[Extracted records]
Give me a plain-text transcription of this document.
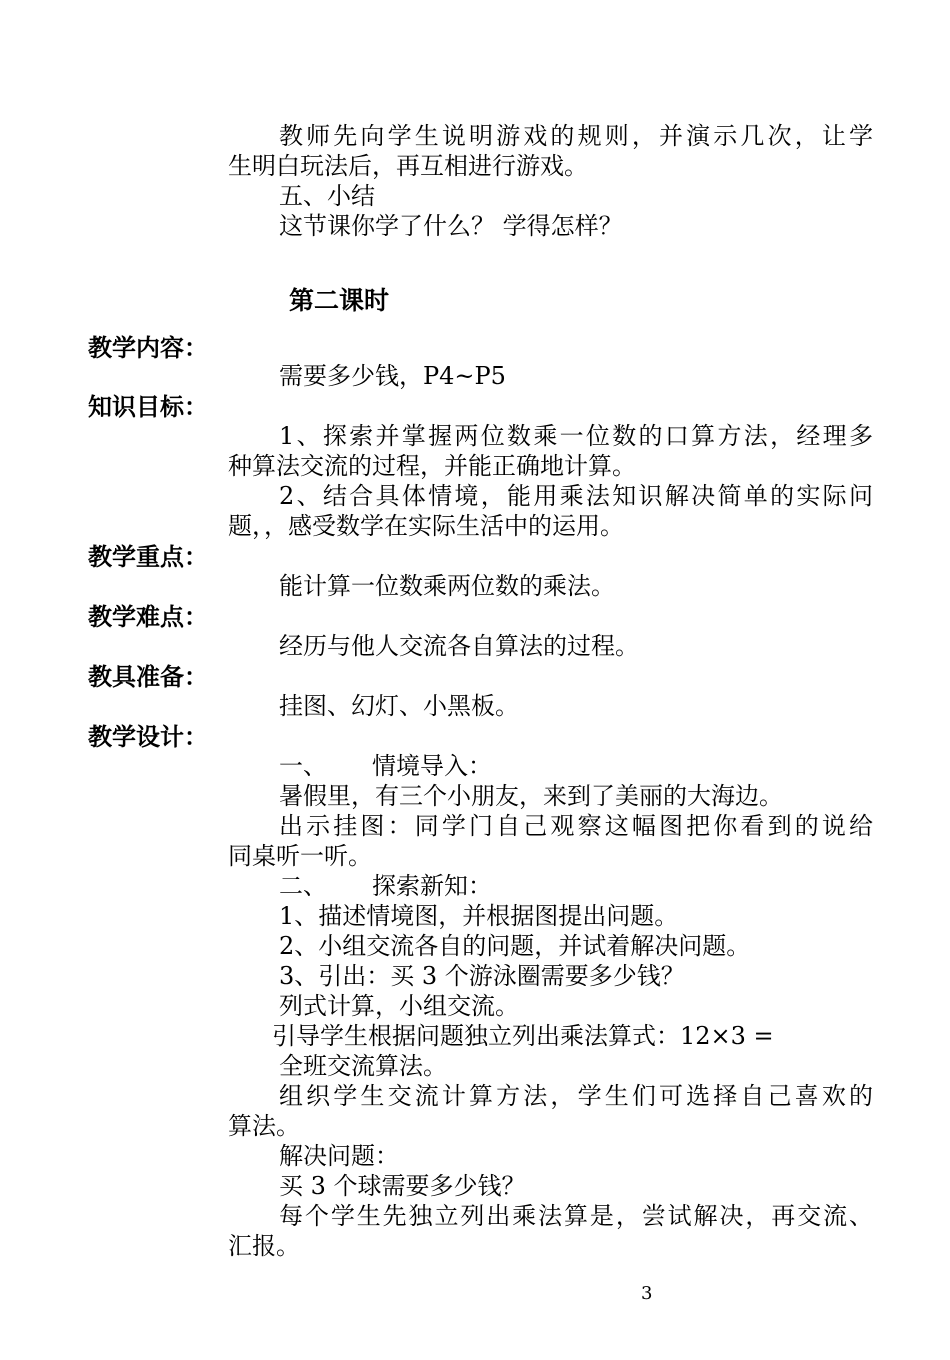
教师先向学生说明游戏的规则，并演示几次，让学
生明白玩法后，再互相进行游戏。
五、小结
这节课你学了什么？ 学得怎样？
第二课时
教学内容：
需要多少钱，P4~P5
知识目标：
1、探索并掌握两位数乘一位数的口算方法，经理多
种算法交流的过程，并能正确地计算。
2、结合具体情境，能用乘法知识解决简单的实际问
题，，感受数学在实际生活中的运用。
教学重点：
能计算一位数乘两位数的乘法。
教学难点：
经历与他人交流各自算法的过程。
教具准备：
挂图、幻灯、小黑板。
教学设计：
一、 情境导入：
暑假里，有三个小朋友，来到了美丽的大海边。
出示挂图：同学门自己观察这幅图把你看到的说给
同桌听一听。
二、 探索新知：
1、描述情境图，并根据图提出问题。
2、小组交流各自的问题，并试着解决问题。
3、引出：买 3 个游泳圈需要多少钱？
列式计算，小组交流。
引导学生根据问题独立列出乘法算式：12×3 =
全班交流算法。
组织学生交流计算方法，学生们可选择自己喜欢的
算法。
解决问题：
买 3 个球需要多少钱？
每个学生先独立列出乘法算是，尝试解决，再交流、
汇报。
3
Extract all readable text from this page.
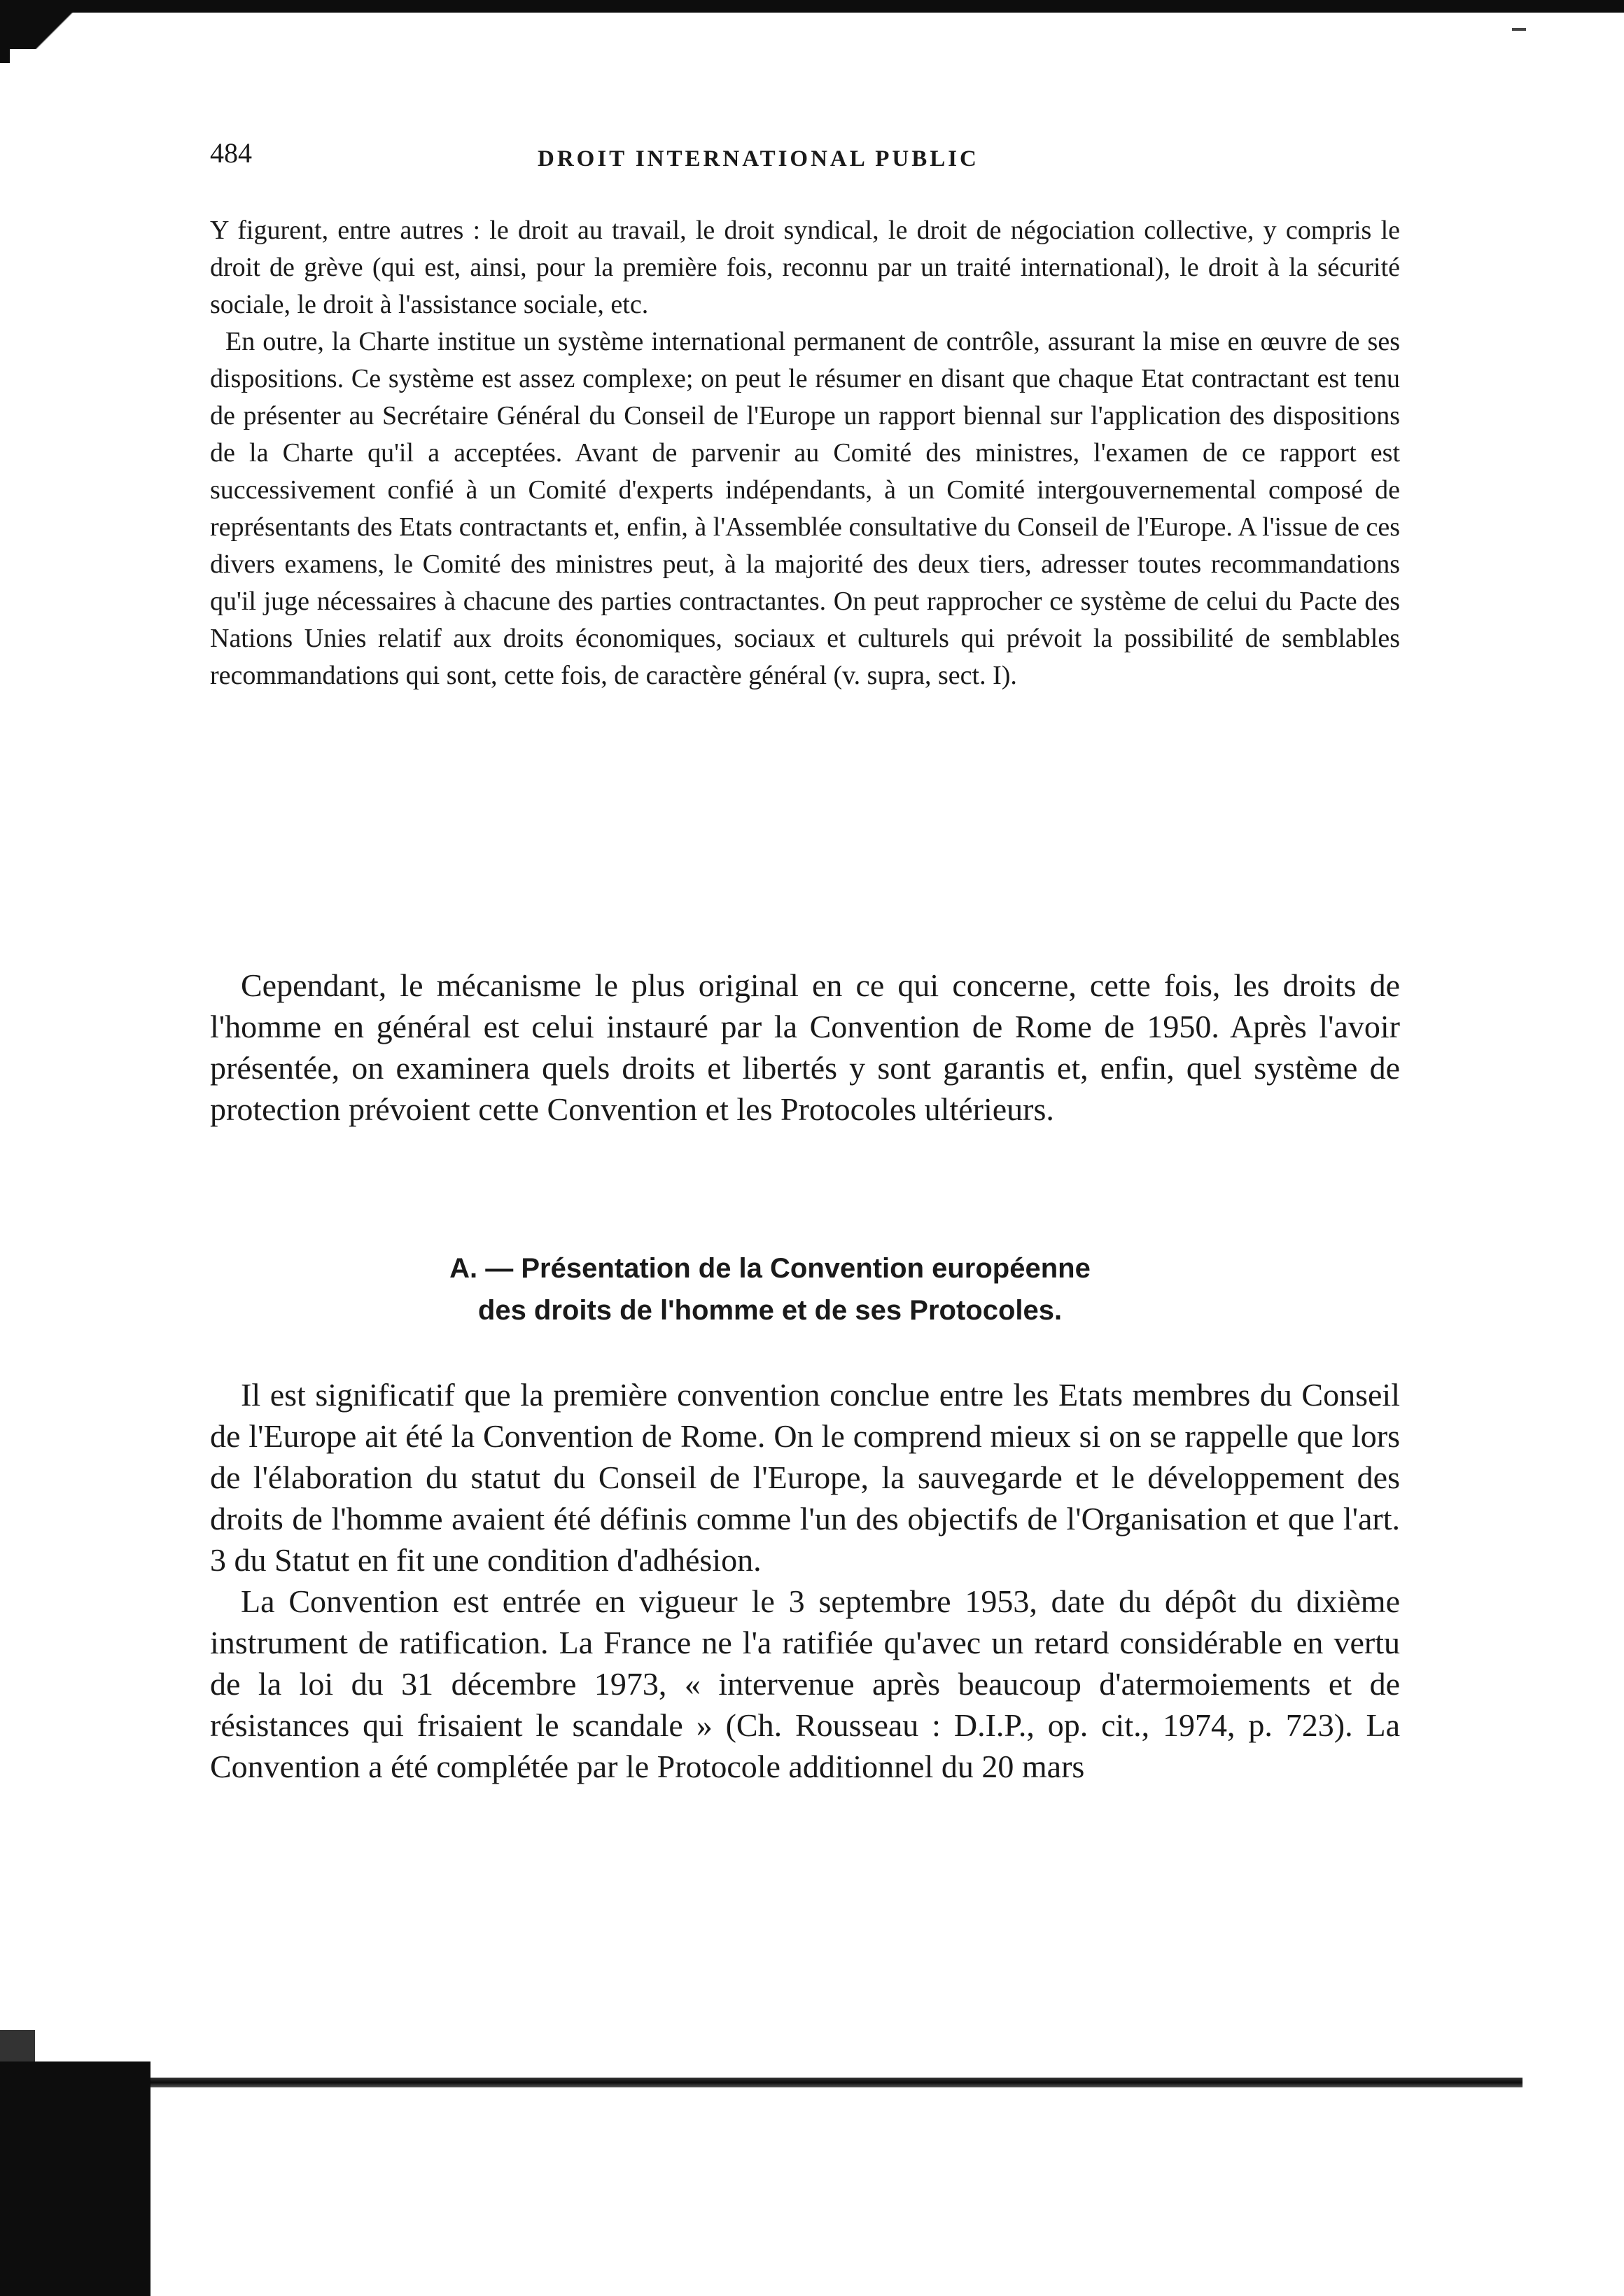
484	DROIT INTERNATIONAL PUBLIC

Y figurent, entre autres : le droit au travail, le droit syndical, le droit de négociation collective, y compris le droit de grève (qui est, ainsi, pour la première fois, reconnu par un traité international), le droit à la sécurité sociale, le droit à l'assistance sociale, etc.

En outre, la Charte institue un système international permanent de contrôle, assurant la mise en œuvre de ses dispositions. Ce système est assez complexe; on peut le résumer en disant que chaque Etat contractant est tenu de présenter au Secrétaire Général du Conseil de l'Europe un rapport biennal sur l'application des dispositions de la Charte qu'il a acceptées. Avant de parvenir au Comité des ministres, l'examen de ce rapport est successivement confié à un Comité d'experts indépendants, à un Comité intergouvernemental composé de représentants des Etats contractants et, enfin, à l'Assemblée consultative du Conseil de l'Europe. A l'issue de ces divers examens, le Comité des ministres peut, à la majorité des deux tiers, adresser toutes recommandations qu'il juge nécessaires à chacune des parties contractantes. On peut rapprocher ce système de celui du Pacte des Nations Unies relatif aux droits économiques, sociaux et culturels qui prévoit la possibilité de semblables recommandations qui sont, cette fois, de caractère général (v. supra, sect. I).

Cependant, le mécanisme le plus original en ce qui concerne, cette fois, les droits de l'homme en général est celui instauré par la Convention de Rome de 1950. Après l'avoir présentée, on examinera quels droits et libertés y sont garantis et, enfin, quel système de protection prévoient cette Convention et les Protocoles ultérieurs.

A. — Présentation de la Convention européenne
des droits de l'homme et de ses Protocoles.

Il est significatif que la première convention conclue entre les Etats membres du Conseil de l'Europe ait été la Convention de Rome. On le comprend mieux si on se rappelle que lors de l'élaboration du statut du Conseil de l'Europe, la sauvegarde et le développement des droits de l'homme avaient été définis comme l'un des objectifs de l'Organisation et que l'art. 3 du Statut en fit une condition d'adhésion.

La Convention est entrée en vigueur le 3 septembre 1953, date du dépôt du dixième instrument de ratification. La France ne l'a ratifiée qu'avec un retard considérable en vertu de la loi du 31 décembre 1973, « intervenue après beaucoup d'atermoiements et de résistances qui frisaient le scandale » (Ch. Rousseau : D.I.P., op. cit., 1974, p. 723). La Convention a été complétée par le Protocole additionnel du 20 mars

● Task prompt
In the listing, find each line with the string "homme" and copy it.

● Full response
Cependant, le mécanisme le plus original en ce qui concerne, cette fois, les droits de l'homme en général est celui instauré par la Convention de Rome de 1950. Après l'avoir présentée, on examinera quels droits et libertés y sont garantis et, enfin, quel système de protection prévoient cette Convention et les Protocoles ultérieurs.
des droits de l'homme et de ses Protocoles.
Il est significatif que la première convention conclue entre les Etats membres du Conseil de l'Europe ait été la Convention de Rome. On le comprend mieux si on se rappelle que lors de l'élaboration du statut du Conseil de l'Europe, la sauvegarde et le développement des droits de l'homme avaient été définis comme l'un des objectifs de l'Organisation et que l'art. 3 du Statut en fit une condition d'adhésion.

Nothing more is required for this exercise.